**TEXTO EXTRAÍDO**
..........

Neste 08 de março de 2024, Dia Internacional da Mulher, o GP1 preparou uma reportagem especial com a atual presidente da Academia Piauiense de Letras, Fides Angélica de Castro Veloso Mendes Ommati , mostrando um pouco da sua trajetória e marcas no Piauí.

Fides Angélica Ommati nasceu no município de Floriano, no Sul do Piauí, a aproximadamente 250 quilômetros de Teresina, e é professora, advogada, jurista e escritora, com uma caminhada inspiradora para os leitores e novos escritores.

Em longa e instigante conversa com o GP1 , Fides contou um pouco da sua jornada, desde a chegada a Teresina, na infância, passando pelas dificuldades da vida adulta, até o momento atual.

Chegada na Capital do Piauí e começo da vida adulta

No início da entrevista, a professora procurou contar um pouco de sua vida, desde a infância. Sendo a décima terceira a nascer entre 14 irmãos, Fides Angélica revelou que tentou cursar Engenharia, mas fez Direito, curso pelo qual se apaixonou e onde se tornou destaque desde muito jovem.

..........

**LINHAS ARMAZENADAS**
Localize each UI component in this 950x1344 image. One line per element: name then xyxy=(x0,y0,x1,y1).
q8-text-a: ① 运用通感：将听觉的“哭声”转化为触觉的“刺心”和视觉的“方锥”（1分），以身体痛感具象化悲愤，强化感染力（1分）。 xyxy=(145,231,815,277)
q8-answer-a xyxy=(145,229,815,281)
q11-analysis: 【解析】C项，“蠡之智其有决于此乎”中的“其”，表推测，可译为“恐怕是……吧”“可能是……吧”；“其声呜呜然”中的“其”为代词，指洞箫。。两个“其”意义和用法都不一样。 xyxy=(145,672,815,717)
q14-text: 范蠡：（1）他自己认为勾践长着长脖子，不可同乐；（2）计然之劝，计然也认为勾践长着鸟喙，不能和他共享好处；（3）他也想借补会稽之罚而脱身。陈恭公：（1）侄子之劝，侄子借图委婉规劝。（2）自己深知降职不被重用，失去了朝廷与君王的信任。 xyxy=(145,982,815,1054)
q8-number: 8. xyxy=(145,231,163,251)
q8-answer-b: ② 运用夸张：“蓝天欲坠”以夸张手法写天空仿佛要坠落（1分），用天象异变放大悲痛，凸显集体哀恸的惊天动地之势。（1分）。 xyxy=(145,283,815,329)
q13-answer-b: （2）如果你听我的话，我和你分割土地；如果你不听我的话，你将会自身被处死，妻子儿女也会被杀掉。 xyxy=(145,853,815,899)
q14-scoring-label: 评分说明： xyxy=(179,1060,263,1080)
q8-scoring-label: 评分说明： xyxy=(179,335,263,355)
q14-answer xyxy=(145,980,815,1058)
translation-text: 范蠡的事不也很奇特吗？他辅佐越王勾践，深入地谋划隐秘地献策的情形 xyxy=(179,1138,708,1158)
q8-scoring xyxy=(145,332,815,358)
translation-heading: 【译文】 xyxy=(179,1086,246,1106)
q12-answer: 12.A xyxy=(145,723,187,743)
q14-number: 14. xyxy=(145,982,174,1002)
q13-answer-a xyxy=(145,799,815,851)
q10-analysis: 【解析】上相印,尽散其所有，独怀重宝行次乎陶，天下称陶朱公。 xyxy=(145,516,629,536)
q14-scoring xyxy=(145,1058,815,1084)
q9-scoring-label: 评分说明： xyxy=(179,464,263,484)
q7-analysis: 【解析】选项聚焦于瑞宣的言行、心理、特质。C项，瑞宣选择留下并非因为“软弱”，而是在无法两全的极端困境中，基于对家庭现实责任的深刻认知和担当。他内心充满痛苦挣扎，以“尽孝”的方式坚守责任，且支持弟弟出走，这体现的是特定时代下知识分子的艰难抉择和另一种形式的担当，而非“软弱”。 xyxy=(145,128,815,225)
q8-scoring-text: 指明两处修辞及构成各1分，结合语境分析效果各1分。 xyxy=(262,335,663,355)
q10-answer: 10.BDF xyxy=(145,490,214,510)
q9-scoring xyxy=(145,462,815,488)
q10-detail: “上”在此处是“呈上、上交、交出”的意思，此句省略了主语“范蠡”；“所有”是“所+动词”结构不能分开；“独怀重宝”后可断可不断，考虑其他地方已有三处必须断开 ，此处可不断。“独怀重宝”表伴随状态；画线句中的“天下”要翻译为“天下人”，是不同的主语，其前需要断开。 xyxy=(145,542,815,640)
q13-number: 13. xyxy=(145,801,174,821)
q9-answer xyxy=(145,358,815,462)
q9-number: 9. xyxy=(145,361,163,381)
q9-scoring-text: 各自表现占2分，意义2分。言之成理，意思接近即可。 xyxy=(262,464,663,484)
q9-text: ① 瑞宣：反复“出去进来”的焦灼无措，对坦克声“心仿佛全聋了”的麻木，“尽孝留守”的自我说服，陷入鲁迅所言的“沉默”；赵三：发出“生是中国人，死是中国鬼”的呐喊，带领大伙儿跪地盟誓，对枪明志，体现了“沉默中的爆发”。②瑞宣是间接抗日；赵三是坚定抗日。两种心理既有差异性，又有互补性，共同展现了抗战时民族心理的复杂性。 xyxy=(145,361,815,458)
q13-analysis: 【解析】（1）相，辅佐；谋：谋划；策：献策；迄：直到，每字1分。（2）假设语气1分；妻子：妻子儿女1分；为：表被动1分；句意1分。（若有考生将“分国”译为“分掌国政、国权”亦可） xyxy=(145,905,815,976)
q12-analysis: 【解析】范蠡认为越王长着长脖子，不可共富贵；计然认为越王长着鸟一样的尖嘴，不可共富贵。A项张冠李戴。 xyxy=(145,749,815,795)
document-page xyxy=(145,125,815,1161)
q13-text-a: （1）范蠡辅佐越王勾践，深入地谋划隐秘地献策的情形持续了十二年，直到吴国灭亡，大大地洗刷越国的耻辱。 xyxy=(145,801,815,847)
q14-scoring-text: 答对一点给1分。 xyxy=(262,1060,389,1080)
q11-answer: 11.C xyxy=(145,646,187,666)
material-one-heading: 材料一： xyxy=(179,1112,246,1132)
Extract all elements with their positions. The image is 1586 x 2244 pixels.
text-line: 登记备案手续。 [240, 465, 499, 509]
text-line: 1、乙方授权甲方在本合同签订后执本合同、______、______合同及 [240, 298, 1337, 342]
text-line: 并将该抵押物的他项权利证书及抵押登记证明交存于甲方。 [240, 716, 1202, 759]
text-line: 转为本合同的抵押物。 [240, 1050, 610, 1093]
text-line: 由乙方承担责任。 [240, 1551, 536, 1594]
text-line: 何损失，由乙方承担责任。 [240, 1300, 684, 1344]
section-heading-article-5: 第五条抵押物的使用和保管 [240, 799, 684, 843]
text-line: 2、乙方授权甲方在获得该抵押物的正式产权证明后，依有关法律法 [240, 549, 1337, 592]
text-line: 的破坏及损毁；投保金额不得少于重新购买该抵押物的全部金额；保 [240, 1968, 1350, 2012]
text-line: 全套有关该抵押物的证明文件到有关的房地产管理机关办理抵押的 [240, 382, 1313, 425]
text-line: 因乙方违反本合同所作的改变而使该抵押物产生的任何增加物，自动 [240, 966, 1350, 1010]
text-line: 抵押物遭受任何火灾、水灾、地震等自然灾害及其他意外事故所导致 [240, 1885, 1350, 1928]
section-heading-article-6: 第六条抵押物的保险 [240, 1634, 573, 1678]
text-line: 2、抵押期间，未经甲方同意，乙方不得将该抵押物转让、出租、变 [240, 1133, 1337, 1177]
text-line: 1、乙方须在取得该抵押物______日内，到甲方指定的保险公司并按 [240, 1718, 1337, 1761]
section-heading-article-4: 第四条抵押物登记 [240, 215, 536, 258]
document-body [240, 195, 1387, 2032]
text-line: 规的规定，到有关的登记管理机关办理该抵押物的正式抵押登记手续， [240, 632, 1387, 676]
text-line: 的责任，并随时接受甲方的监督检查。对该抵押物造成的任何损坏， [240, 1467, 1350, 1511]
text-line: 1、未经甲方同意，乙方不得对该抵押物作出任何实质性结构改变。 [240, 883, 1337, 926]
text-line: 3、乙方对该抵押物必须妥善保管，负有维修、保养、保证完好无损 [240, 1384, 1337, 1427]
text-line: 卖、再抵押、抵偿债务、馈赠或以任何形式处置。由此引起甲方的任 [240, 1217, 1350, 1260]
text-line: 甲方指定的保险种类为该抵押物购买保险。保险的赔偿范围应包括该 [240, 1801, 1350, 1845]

..........

**TAREFAS A REALIZAR**
a – Segundo o texto sobre Fides Angélica Ommati, em que município ela nasceu?
b – Liste todas as ocupações que o texto sobre Fides Angélica Ommati atribui a ela logo depois de dizer onde nasceu.

**RESPOSTAS ESPERADAS**
a – Em Floriano, no Sul do Piauí.

b – Professora, advogada, jurista e escritora.